[START Entries shown]

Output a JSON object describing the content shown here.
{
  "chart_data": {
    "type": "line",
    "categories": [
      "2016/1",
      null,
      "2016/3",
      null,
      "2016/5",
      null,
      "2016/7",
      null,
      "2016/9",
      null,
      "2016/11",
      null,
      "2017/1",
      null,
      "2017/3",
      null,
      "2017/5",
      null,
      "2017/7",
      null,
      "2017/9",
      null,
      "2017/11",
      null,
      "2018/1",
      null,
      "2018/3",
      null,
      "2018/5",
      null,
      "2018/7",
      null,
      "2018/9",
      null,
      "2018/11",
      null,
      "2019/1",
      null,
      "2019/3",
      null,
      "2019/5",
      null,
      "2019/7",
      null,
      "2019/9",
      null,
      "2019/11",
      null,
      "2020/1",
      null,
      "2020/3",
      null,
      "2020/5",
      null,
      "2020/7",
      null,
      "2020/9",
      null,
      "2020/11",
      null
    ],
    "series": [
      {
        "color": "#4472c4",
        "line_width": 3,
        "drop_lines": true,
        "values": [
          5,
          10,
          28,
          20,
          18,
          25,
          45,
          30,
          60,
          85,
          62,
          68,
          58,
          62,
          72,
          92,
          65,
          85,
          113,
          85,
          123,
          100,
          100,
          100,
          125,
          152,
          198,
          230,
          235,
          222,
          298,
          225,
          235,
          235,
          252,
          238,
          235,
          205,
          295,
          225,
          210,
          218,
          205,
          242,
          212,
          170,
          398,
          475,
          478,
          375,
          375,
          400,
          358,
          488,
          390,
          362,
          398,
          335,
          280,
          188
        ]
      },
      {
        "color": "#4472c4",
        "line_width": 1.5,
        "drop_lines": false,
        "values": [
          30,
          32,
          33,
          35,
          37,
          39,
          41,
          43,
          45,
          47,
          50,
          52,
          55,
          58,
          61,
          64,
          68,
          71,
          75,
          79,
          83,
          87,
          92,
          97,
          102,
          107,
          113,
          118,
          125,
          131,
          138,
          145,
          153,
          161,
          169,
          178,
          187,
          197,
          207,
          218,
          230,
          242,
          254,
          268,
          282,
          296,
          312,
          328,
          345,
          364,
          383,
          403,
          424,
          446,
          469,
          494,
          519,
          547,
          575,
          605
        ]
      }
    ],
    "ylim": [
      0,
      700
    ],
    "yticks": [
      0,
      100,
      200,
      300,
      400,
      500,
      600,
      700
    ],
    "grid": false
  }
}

[END Entries shown]

**Problem to work on**
Transcribe the material above in its entirety. Match it exactly.

**Task output**
Output a JSON object describing the content shown here.
{
  "chart_data": {
    "type": "line",
    "categories": [
      "2016/1",
      null,
      "2016/3",
      null,
      "2016/5",
      null,
      "2016/7",
      null,
      "2016/9",
      null,
      "2016/11",
      null,
      "2017/1",
      null,
      "2017/3",
      null,
      "2017/5",
      null,
      "2017/7",
      null,
      "2017/9",
      null,
      "2017/11",
      null,
      "2018/1",
      null,
      "2018/3",
      null,
      "2018/5",
      null,
      "2018/7",
      null,
      "2018/9",
      null,
      "2018/11",
      null,
      "2019/1",
      null,
      "2019/3",
      null,
      "2019/5",
      null,
      "2019/7",
      null,
      "2019/9",
      null,
      "2019/11",
      null,
      "2020/1",
      null,
      "2020/3",
      null,
      "2020/5",
      null,
      "2020/7",
      null,
      "2020/9",
      null,
      "2020/11",
      null
    ],
    "series": [
      {
        "color": "#4472c4",
        "line_width": 3,
        "drop_lines": true,
        "values": [
          5,
          10,
          28,
          20,
          18,
          25,
          45,
          30,
          60,
          85,
          62,
          68,
          58,
          62,
          72,
          92,
          65,
          85,
          113,
          85,
          123,
          100,
          100,
          100,
          125,
          152,
          198,
          230,
          235,
          222,
          298,
          225,
          235,
          235,
          252,
          238,
          235,
          205,
          295,
          225,
          210,
          218,
          205,
          242,
          212,
          170,
          398,
          475,
          478,
          375,
          375,
          400,
          358,
          488,
          390,
          362,
          398,
          335,
          280,
          188
        ]
      },
      {
        "color": "#4472c4",
        "line_width": 1.5,
        "drop_lines": false,
        "values": [
          30,
          32,
          33,
          35,
          37,
          39,
          41,
          43,
          45,
          47,
          50,
          52,
          55,
          58,
          61,
          64,
          68,
          71,
          75,
          79,
          83,
          87,
          92,
          97,
          102,
          107,
          113,
          118,
          125,
          131,
          138,
          145,
          153,
          161,
          169,
          178,
          187,
          197,
          207,
          218,
          230,
          242,
          254,
          268,
          282,
          296,
          312,
          328,
          345,
          364,
          383,
          403,
          424,
          446,
          469,
          494,
          519,
          547,
          575,
          605
        ]
      }
    ],
    "ylim": [
      0,
      700
    ],
    "yticks": [
      0,
      100,
      200,
      300,
      400,
      500,
      600,
      700
    ],
    "grid": false
  }
}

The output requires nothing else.